▼▼▼
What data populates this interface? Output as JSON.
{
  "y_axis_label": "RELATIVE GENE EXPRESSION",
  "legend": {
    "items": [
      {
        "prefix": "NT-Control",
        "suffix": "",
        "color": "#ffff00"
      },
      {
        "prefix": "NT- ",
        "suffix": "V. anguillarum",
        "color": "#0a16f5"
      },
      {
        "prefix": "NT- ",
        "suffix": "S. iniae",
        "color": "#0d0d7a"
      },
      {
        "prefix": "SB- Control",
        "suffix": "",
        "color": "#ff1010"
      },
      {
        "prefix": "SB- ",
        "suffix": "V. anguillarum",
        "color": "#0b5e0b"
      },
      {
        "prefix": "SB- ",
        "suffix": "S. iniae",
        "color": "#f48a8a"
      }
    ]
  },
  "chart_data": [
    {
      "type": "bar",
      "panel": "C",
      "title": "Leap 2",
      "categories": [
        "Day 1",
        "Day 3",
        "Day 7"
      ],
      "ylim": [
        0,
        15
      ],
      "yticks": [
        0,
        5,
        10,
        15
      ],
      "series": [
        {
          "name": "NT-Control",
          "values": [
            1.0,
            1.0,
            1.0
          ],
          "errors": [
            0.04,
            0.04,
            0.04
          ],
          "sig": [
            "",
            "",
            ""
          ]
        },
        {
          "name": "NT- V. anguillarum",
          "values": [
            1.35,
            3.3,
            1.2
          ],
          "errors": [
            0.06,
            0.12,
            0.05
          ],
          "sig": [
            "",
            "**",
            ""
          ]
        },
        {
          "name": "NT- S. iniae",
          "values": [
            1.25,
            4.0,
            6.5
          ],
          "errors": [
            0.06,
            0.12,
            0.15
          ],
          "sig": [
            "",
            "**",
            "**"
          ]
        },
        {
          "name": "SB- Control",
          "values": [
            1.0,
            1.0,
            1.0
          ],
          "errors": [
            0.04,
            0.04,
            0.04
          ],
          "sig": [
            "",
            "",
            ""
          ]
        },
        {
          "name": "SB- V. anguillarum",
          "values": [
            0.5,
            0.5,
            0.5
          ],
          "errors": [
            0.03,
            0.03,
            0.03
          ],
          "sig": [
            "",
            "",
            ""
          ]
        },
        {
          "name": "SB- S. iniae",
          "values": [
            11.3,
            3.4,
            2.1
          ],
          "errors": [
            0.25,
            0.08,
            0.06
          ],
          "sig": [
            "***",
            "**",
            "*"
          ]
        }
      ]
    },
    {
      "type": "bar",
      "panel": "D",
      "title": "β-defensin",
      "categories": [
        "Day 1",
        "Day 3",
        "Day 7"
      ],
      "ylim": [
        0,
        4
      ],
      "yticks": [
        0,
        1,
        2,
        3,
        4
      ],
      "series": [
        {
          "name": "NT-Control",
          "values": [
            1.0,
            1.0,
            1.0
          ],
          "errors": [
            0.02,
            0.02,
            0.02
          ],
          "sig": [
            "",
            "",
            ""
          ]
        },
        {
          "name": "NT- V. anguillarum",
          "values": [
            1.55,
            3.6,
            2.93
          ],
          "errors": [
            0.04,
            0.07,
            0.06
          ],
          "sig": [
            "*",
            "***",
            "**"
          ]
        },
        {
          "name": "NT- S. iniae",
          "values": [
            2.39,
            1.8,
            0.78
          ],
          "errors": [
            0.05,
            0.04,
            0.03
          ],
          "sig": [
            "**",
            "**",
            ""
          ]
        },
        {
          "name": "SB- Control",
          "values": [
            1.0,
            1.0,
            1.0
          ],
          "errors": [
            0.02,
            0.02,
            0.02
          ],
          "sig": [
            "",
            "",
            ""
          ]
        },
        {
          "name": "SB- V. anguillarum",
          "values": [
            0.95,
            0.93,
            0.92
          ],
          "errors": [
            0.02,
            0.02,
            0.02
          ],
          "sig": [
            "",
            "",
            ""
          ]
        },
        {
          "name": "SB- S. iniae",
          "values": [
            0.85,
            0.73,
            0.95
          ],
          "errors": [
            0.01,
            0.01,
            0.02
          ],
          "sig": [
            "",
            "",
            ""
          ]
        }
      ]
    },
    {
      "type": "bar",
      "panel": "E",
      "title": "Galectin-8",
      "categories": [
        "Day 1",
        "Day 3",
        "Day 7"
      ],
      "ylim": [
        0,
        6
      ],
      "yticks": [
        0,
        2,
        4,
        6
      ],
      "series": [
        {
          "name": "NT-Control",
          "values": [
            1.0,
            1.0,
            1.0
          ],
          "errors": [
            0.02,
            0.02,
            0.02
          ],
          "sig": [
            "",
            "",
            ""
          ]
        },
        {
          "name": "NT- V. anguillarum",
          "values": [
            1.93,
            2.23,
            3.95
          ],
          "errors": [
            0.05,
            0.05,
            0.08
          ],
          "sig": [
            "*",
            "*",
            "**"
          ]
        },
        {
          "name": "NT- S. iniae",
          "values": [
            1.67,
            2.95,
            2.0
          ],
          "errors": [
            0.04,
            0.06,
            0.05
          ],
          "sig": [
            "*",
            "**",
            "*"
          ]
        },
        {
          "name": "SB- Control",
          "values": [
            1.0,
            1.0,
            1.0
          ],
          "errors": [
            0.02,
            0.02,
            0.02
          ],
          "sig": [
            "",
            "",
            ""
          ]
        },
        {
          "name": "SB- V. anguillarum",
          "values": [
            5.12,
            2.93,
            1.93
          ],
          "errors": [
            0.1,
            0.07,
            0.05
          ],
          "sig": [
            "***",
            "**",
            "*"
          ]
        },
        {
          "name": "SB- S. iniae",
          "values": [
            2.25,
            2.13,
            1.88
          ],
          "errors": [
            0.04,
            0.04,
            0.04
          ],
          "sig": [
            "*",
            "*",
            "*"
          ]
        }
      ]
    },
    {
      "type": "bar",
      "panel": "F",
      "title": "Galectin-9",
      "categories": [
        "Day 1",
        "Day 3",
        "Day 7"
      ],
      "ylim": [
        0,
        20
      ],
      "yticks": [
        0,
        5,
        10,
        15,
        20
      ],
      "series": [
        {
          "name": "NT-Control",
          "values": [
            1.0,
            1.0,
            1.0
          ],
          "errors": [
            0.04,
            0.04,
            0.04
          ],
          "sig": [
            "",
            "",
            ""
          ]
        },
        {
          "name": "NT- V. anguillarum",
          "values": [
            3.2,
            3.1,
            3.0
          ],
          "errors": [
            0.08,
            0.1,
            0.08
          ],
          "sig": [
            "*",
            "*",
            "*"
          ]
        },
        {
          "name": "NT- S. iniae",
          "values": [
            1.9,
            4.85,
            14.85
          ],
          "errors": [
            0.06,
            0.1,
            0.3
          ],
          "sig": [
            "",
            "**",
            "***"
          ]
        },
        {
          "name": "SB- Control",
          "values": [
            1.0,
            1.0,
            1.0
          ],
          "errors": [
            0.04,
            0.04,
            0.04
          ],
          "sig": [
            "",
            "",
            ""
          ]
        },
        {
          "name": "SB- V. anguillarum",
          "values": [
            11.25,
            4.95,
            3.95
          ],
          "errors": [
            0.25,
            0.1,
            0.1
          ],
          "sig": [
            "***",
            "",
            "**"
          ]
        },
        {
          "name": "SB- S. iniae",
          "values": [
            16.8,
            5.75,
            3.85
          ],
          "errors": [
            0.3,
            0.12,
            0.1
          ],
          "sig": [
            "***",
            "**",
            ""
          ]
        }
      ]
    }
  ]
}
▲▲▲
EXERCISE DESCRIPTION – Please restate every record above word for word.

SOLUTION FOR THIS TASK –
What data populates this interface? Output as JSON.
{
  "y_axis_label": "RELATIVE GENE EXPRESSION",
  "legend": {
    "items": [
      {
        "prefix": "NT-Control",
        "suffix": "",
        "color": "#ffff00"
      },
      {
        "prefix": "NT- ",
        "suffix": "V. anguillarum",
        "color": "#0a16f5"
      },
      {
        "prefix": "NT- ",
        "suffix": "S. iniae",
        "color": "#0d0d7a"
      },
      {
        "prefix": "SB- Control",
        "suffix": "",
        "color": "#ff1010"
      },
      {
        "prefix": "SB- ",
        "suffix": "V. anguillarum",
        "color": "#0b5e0b"
      },
      {
        "prefix": "SB- ",
        "suffix": "S. iniae",
        "color": "#f48a8a"
      }
    ]
  },
  "chart_data": [
    {
      "type": "bar",
      "panel": "C",
      "title": "Leap 2",
      "categories": [
        "Day 1",
        "Day 3",
        "Day 7"
      ],
      "ylim": [
        0,
        15
      ],
      "yticks": [
        0,
        5,
        10,
        15
      ],
      "series": [
        {
          "name": "NT-Control",
          "values": [
            1.0,
            1.0,
            1.0
          ],
          "errors": [
            0.04,
            0.04,
            0.04
          ],
          "sig": [
            "",
            "",
            ""
          ]
        },
        {
          "name": "NT- V. anguillarum",
          "values": [
            1.35,
            3.3,
            1.2
          ],
          "errors": [
            0.06,
            0.12,
            0.05
          ],
          "sig": [
            "",
            "**",
            ""
          ]
        },
        {
          "name": "NT- S. iniae",
          "values": [
            1.25,
            4.0,
            6.5
          ],
          "errors": [
            0.06,
            0.12,
            0.15
          ],
          "sig": [
            "",
            "**",
            "**"
          ]
        },
        {
          "name": "SB- Control",
          "values": [
            1.0,
            1.0,
            1.0
          ],
          "errors": [
            0.04,
            0.04,
            0.04
          ],
          "sig": [
            "",
            "",
            ""
          ]
        },
        {
          "name": "SB- V. anguillarum",
          "values": [
            0.5,
            0.5,
            0.5
          ],
          "errors": [
            0.03,
            0.03,
            0.03
          ],
          "sig": [
            "",
            "",
            ""
          ]
        },
        {
          "name": "SB- S. iniae",
          "values": [
            11.3,
            3.4,
            2.1
          ],
          "errors": [
            0.25,
            0.08,
            0.06
          ],
          "sig": [
            "***",
            "**",
            "*"
          ]
        }
      ]
    },
    {
      "type": "bar",
      "panel": "D",
      "title": "β-defensin",
      "categories": [
        "Day 1",
        "Day 3",
        "Day 7"
      ],
      "ylim": [
        0,
        4
      ],
      "yticks": [
        0,
        1,
        2,
        3,
        4
      ],
      "series": [
        {
          "name": "NT-Control",
          "values": [
            1.0,
            1.0,
            1.0
          ],
          "errors": [
            0.02,
            0.02,
            0.02
          ],
          "sig": [
            "",
            "",
            ""
          ]
        },
        {
          "name": "NT- V. anguillarum",
          "values": [
            1.55,
            3.6,
            2.93
          ],
          "errors": [
            0.04,
            0.07,
            0.06
          ],
          "sig": [
            "*",
            "***",
            "**"
          ]
        },
        {
          "name": "NT- S. iniae",
          "values": [
            2.39,
            1.8,
            0.78
          ],
          "errors": [
            0.05,
            0.04,
            0.03
          ],
          "sig": [
            "**",
            "**",
            ""
          ]
        },
        {
          "name": "SB- Control",
          "values": [
            1.0,
            1.0,
            1.0
          ],
          "errors": [
            0.02,
            0.02,
            0.02
          ],
          "sig": [
            "",
            "",
            ""
          ]
        },
        {
          "name": "SB- V. anguillarum",
          "values": [
            0.95,
            0.93,
            0.92
          ],
          "errors": [
            0.02,
            0.02,
            0.02
          ],
          "sig": [
            "",
            "",
            ""
          ]
        },
        {
          "name": "SB- S. iniae",
          "values": [
            0.85,
            0.73,
            0.95
          ],
          "errors": [
            0.01,
            0.01,
            0.02
          ],
          "sig": [
            "",
            "",
            ""
          ]
        }
      ]
    },
    {
      "type": "bar",
      "panel": "E",
      "title": "Galectin-8",
      "categories": [
        "Day 1",
        "Day 3",
        "Day 7"
      ],
      "ylim": [
        0,
        6
      ],
      "yticks": [
        0,
        2,
        4,
        6
      ],
      "series": [
        {
          "name": "NT-Control",
          "values": [
            1.0,
            1.0,
            1.0
          ],
          "errors": [
            0.02,
            0.02,
            0.02
          ],
          "sig": [
            "",
            "",
            ""
          ]
        },
        {
          "name": "NT- V. anguillarum",
          "values": [
            1.93,
            2.23,
            3.95
          ],
          "errors": [
            0.05,
            0.05,
            0.08
          ],
          "sig": [
            "*",
            "*",
            "**"
          ]
        },
        {
          "name": "NT- S. iniae",
          "values": [
            1.67,
            2.95,
            2.0
          ],
          "errors": [
            0.04,
            0.06,
            0.05
          ],
          "sig": [
            "*",
            "**",
            "*"
          ]
        },
        {
          "name": "SB- Control",
          "values": [
            1.0,
            1.0,
            1.0
          ],
          "errors": [
            0.02,
            0.02,
            0.02
          ],
          "sig": [
            "",
            "",
            ""
          ]
        },
        {
          "name": "SB- V. anguillarum",
          "values": [
            5.12,
            2.93,
            1.93
          ],
          "errors": [
            0.1,
            0.07,
            0.05
          ],
          "sig": [
            "***",
            "**",
            "*"
          ]
        },
        {
          "name": "SB- S. iniae",
          "values": [
            2.25,
            2.13,
            1.88
          ],
          "errors": [
            0.04,
            0.04,
            0.04
          ],
          "sig": [
            "*",
            "*",
            "*"
          ]
        }
      ]
    },
    {
      "type": "bar",
      "panel": "F",
      "title": "Galectin-9",
      "categories": [
        "Day 1",
        "Day 3",
        "Day 7"
      ],
      "ylim": [
        0,
        20
      ],
      "yticks": [
        0,
        5,
        10,
        15,
        20
      ],
      "series": [
        {
          "name": "NT-Control",
          "values": [
            1.0,
            1.0,
            1.0
          ],
          "errors": [
            0.04,
            0.04,
            0.04
          ],
          "sig": [
            "",
            "",
            ""
          ]
        },
        {
          "name": "NT- V. anguillarum",
          "values": [
            3.2,
            3.1,
            3.0
          ],
          "errors": [
            0.08,
            0.1,
            0.08
          ],
          "sig": [
            "*",
            "*",
            "*"
          ]
        },
        {
          "name": "NT- S. iniae",
          "values": [
            1.9,
            4.85,
            14.85
          ],
          "errors": [
            0.06,
            0.1,
            0.3
          ],
          "sig": [
            "",
            "**",
            "***"
          ]
        },
        {
          "name": "SB- Control",
          "values": [
            1.0,
            1.0,
            1.0
          ],
          "errors": [
            0.04,
            0.04,
            0.04
          ],
          "sig": [
            "",
            "",
            ""
          ]
        },
        {
          "name": "SB- V. anguillarum",
          "values": [
            11.25,
            4.95,
            3.95
          ],
          "errors": [
            0.25,
            0.1,
            0.1
          ],
          "sig": [
            "***",
            "",
            "**"
          ]
        },
        {
          "name": "SB- S. iniae",
          "values": [
            16.8,
            5.75,
            3.85
          ],
          "errors": [
            0.3,
            0.12,
            0.1
          ],
          "sig": [
            "***",
            "**",
            ""
          ]
        }
      ]
    }
  ]
}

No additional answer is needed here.